### Input ###

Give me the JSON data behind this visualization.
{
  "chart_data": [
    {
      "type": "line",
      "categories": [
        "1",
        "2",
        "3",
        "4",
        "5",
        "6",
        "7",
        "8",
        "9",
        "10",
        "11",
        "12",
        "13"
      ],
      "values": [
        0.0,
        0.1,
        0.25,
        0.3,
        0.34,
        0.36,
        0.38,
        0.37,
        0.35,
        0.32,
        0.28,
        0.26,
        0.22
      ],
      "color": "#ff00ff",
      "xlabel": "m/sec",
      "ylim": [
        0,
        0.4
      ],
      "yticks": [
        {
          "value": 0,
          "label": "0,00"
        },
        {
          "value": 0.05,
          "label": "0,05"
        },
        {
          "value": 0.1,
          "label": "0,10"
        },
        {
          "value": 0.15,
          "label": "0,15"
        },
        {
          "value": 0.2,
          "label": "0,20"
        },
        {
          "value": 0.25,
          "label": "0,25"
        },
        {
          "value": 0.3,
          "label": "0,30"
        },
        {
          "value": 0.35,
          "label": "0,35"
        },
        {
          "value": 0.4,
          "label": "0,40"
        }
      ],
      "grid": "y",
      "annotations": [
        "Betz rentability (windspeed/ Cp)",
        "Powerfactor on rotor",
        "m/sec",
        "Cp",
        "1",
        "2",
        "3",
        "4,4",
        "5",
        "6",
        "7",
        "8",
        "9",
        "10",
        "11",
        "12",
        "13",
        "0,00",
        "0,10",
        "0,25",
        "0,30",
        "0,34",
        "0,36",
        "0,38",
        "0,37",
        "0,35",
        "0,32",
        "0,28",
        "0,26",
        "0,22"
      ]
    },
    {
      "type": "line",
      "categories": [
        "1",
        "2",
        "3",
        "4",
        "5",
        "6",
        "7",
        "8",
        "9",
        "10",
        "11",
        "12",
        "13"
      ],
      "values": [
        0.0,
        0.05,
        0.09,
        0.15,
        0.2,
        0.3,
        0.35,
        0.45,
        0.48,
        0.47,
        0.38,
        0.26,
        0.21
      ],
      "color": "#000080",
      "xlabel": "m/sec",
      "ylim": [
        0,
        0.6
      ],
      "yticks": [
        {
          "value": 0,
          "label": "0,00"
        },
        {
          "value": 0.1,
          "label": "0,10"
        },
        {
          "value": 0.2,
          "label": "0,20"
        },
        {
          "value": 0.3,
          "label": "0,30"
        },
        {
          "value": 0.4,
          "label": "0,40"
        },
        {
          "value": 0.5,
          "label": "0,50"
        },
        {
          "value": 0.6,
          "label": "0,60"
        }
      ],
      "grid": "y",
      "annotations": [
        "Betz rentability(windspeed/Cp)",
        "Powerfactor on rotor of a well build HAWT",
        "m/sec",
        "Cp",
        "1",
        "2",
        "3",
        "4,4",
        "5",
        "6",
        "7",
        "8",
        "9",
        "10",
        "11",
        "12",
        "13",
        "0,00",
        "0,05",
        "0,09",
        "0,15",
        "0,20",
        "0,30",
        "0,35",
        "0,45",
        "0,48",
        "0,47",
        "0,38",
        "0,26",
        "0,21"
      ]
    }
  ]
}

###

# Instructions to follow
Among the entries above, how many lines include the word "rentability"? Reply with the number only.

# Exercise response
2